PROBLEM DETAILS:
Reply with one number: how many lines contain the word "name".

EXERCISE MATERIAL:

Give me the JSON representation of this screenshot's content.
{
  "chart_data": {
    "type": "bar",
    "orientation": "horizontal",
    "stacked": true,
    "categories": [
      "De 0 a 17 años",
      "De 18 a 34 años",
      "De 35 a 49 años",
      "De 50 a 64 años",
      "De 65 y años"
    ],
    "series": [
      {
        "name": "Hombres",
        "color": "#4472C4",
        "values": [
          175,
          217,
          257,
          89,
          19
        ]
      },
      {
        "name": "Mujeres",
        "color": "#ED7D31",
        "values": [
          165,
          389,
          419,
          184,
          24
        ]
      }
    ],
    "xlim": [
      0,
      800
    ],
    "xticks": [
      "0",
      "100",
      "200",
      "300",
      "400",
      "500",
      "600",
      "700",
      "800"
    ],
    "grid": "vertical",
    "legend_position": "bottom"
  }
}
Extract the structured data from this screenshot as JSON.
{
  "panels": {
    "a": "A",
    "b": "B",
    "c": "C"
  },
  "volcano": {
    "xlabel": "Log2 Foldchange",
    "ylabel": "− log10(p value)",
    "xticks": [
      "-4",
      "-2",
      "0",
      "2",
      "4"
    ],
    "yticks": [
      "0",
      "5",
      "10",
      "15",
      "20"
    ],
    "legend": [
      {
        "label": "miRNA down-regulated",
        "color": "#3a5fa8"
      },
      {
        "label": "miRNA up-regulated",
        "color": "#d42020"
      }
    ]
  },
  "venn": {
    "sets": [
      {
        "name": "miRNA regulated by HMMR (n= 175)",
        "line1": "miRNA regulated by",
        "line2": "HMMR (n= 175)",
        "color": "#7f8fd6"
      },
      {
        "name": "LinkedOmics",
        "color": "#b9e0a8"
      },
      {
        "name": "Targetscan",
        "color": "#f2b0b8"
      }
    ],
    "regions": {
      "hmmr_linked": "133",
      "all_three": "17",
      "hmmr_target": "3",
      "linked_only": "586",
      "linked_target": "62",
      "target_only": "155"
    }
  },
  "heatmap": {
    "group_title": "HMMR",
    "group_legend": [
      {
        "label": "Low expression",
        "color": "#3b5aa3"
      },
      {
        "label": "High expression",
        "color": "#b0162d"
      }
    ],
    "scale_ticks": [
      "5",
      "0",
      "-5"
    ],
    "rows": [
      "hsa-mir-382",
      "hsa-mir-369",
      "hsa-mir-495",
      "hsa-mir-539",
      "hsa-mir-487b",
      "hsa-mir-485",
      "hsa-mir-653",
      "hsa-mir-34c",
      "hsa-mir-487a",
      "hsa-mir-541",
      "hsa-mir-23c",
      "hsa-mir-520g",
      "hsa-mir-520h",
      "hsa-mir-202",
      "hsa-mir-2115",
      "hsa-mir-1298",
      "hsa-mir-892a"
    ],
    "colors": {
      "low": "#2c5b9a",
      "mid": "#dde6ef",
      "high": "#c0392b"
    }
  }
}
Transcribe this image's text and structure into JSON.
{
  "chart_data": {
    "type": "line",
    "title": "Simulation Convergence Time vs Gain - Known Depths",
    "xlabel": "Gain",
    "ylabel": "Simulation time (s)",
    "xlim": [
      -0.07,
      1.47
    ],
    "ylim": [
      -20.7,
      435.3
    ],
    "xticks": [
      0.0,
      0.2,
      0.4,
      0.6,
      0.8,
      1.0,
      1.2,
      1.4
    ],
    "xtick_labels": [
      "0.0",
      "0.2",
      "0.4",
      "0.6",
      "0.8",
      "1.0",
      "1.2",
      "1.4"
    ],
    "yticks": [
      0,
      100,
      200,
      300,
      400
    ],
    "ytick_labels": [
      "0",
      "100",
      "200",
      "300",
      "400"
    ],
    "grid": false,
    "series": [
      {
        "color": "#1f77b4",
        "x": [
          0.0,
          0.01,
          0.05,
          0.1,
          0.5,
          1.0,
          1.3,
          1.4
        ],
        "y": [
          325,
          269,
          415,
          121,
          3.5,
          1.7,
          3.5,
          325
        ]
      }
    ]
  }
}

EXERCISE RESULT:
5